◆ Tasks to complete:
- A) According to the patent excerpt on manufacturing electric candles, what does Fig. 3 show?
- B) Extend the patent excerpt on manufacturing electric candles past its final line.

◆ Document excerpt:
Summary of the Invention

[0008] The inventive subject matter provides apparatus, systems and methods for the manufacture of electric candles or their components, and particularly, the injection molding of outer shells or housing for electric candles comprising wax or wax compositions.

[0009] Various objects, features, aspects and advantages of the inventive subject matter will become more apparent from the following detailed description of preferred embodiments, along with the accompanying drawing figures in which like numerals represent like components.

Brief Description of The Drawings

[0010] Fig. 1 is a chart of different mixtures for producing wax or wax-like shells. [0011] Fig. 2 is a perspective view of one embodiment of an injection molding machine.

[0012] Fig. 3 is a diagram of a plunger for use with injecting material into an injection molding machine.

[0013] Fig. 4A is a cross-section view of the machine of Fig. 2.

[0014] Fig. 4B is a cross-section view of the machine of Fig. 2 in an initial, open position.

[0015] Fig. 4C is a perspective view of the machine of Fig. 2 in a partially open position.

[0016] Fig. 4D is a cross-section view of the machine of Fig. 2 in a closed position.

[0017] Figs. 4E-4F are cross-section views of the machine of Fig. 2 showing the mold being ejected.

[0018] Figs. 5A-5B are cross-section and front views of a shell.

[0019] Figs. 6A-6D are schematics of another embodiment of an injection molding machine.

[0020] Figs. 7A-7D are various views of one embodiment of a shell produced having a molded insert.

◆ Extracted records:
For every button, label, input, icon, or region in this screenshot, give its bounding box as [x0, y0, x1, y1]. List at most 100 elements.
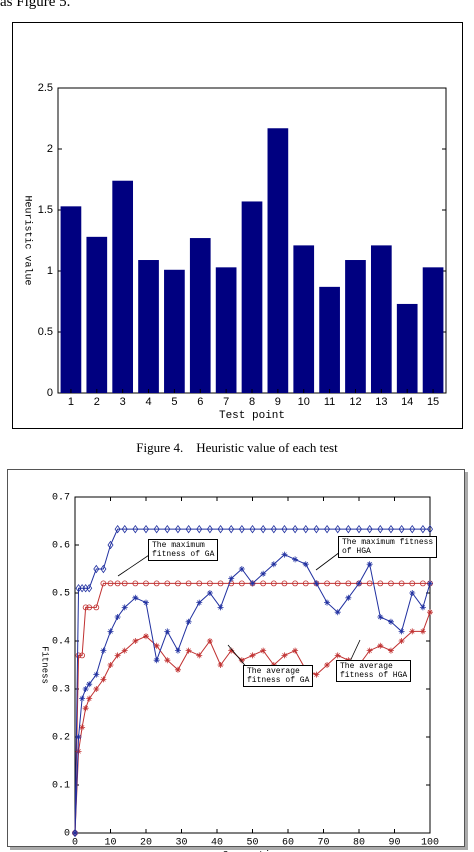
marker: [345, 524, 352, 534]
marker: [387, 647, 394, 654]
marker: [206, 590, 213, 596]
marker: [107, 540, 114, 550]
marker: [260, 570, 267, 577]
marker: [366, 561, 373, 568]
marker: [114, 614, 121, 620]
marker: [164, 628, 171, 635]
marker: [75, 652, 82, 659]
marker: [175, 580, 181, 587]
marker: [302, 561, 309, 568]
marker: [345, 594, 352, 601]
marker: [121, 580, 128, 587]
marker: [217, 580, 224, 587]
marker: [174, 524, 181, 534]
bar: [86, 236, 108, 393]
marker: [217, 524, 224, 534]
marker: [228, 575, 235, 582]
marker: [281, 652, 288, 659]
x-tick-label: 90: [388, 838, 400, 849]
marker: [82, 604, 89, 611]
marker: [324, 599, 331, 606]
x-tick-label: 50: [246, 838, 258, 849]
marker: [174, 647, 181, 654]
y-axis-label: Heuristic value: [21, 195, 33, 285]
x-tick-label: 9: [275, 396, 281, 408]
x-tick-label: 12: [349, 396, 361, 408]
x-tick-label: 6: [197, 396, 203, 408]
bar: [396, 303, 418, 393]
y-tick-label: 0.3: [52, 685, 70, 696]
marker: [228, 524, 235, 534]
marker: [82, 686, 89, 692]
marker: [409, 628, 416, 635]
marker: [164, 580, 171, 587]
marker: [419, 580, 426, 587]
x-tick-label: 80: [353, 838, 365, 849]
marker: [185, 580, 192, 587]
marker: [249, 580, 256, 587]
marker: [153, 580, 160, 587]
x-tick-label: 70: [317, 838, 329, 849]
marker: [377, 642, 384, 649]
x-tick-label: 30: [175, 838, 187, 849]
marker: [206, 524, 213, 534]
marker: [249, 652, 256, 659]
marker: [153, 524, 160, 534]
x-tick-label: 40: [211, 838, 223, 849]
marker: [164, 657, 171, 664]
marker: [93, 686, 100, 692]
x-tick-label: 10: [104, 838, 116, 849]
y-tick-label: 1: [47, 265, 53, 277]
x-tick-label: 11: [324, 396, 335, 408]
marker: [153, 642, 160, 649]
marker: [196, 580, 203, 587]
y-tick-label: 2: [47, 143, 53, 155]
marker: [387, 524, 394, 534]
figure-caption: Figure 4. Heuristic value of each test: [136, 440, 338, 455]
marker: [121, 524, 128, 534]
marker: [153, 657, 160, 664]
marker: [100, 676, 107, 683]
body-text: as Figure 5.: [0, 0, 71, 10]
marker: [185, 647, 192, 654]
marker: [217, 604, 224, 611]
marker: [82, 705, 89, 712]
marker: [132, 580, 139, 587]
marker: [334, 524, 341, 534]
marker: [324, 580, 330, 587]
marker: [143, 599, 149, 606]
marker: [292, 556, 299, 563]
marker: [409, 590, 416, 596]
marker: [324, 524, 331, 534]
marker: [260, 647, 267, 654]
x-tick-label: 14: [401, 396, 413, 408]
marker: [93, 671, 100, 678]
y-tick-label: 0: [47, 387, 53, 399]
x-tick-label: 2: [94, 396, 100, 408]
bar: [293, 245, 315, 393]
marker: [313, 580, 320, 587]
marker: [93, 604, 100, 611]
marker: [174, 666, 181, 673]
marker: [377, 614, 384, 620]
marker: [302, 524, 309, 534]
marker: [334, 609, 341, 616]
annotation: The average fitness of HGA: [336, 660, 412, 682]
x-tick-label: 10: [298, 396, 310, 408]
marker: [387, 618, 394, 625]
x-tick-label: 13: [375, 396, 387, 408]
marker: [121, 604, 128, 611]
figure-frame: [7, 469, 465, 847]
x-tick-label: 3: [120, 396, 126, 408]
x-tick-label: 60: [282, 838, 294, 849]
marker: [196, 524, 203, 534]
marker: [75, 734, 82, 740]
marker: [292, 647, 299, 654]
marker: [114, 580, 121, 587]
y-tick-label: 0.6: [52, 541, 70, 552]
marker: [427, 609, 433, 616]
marker: [132, 638, 139, 644]
marker: [86, 695, 93, 702]
marker: [345, 580, 352, 587]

◆ Task-by-task outputs:
- A) A diagram of a plunger for injecting material into an injection molding machine.

- B)
[0021] Figs. 8A-8 are various views of another embodiment of a shell produced having a molded insert.

[0022] Figs. 9A-9C are various views of another embodiment of a shell produced having a molded insert.

Detailed Description

[0023] The following discussion provides many example embodiments of the inventive subject matter. Although each embodiment represents a single combination of inventive elements, the inventive subject matter is considered to include all possible combinations of the disclosed elements. Thus if one embodiment comprises elements A, B, and C, and a second embodiment comprises elements B and D, then the inventive subject matter is also considered to include other remaining combinations of A, B, C, or D, even if not explicitly disclosed. [0024] The inventor evaluated various resins through multiple experiments to determine the process and materials that could be used to create outer shells for use in electric candles and other lighting devices. The goal was to identify the formulations that could be used in an injection molding process to create wax or wax-like shells and replace the traditional method for forming wax candle shells for electric candles.

[0025] Figure 1 illustrates some preferred materials for use in an injection-molding process to form the wax or wax-like shells. While the 10% paraffin wax could be used to form the shells via injection molding, the resulting shell still required that a plastic, inner shell be inserted to strengthen the outer shell, which results in additional expense and time to assemble.

Advantageously, three wax -polymer blends were discovered (shown as rows C, D and E), which eliminated the need for an inner, plastic shell due to their structural hardness but maintained a desired waxy feel. These blends each included ELVAX™ and EPOLENE™ N35, which is a polyethylene (PE) homopolymer powder that was melt blended with natural or synthetic wax to increase the overall tensile strength of the wax blends.

[0026] The key attributes for an injection molding substitute is a sufficient shore hardness to eliminate the need for an internal plastic shell, a waxy feel of the shell, and a service temperature near that of Acrylonitrile Butadiene Styrene (ABS) plastic. It is also critical that the melting temperature of the wax and co-polymer are matched to ensure proper melting before the shell is molded.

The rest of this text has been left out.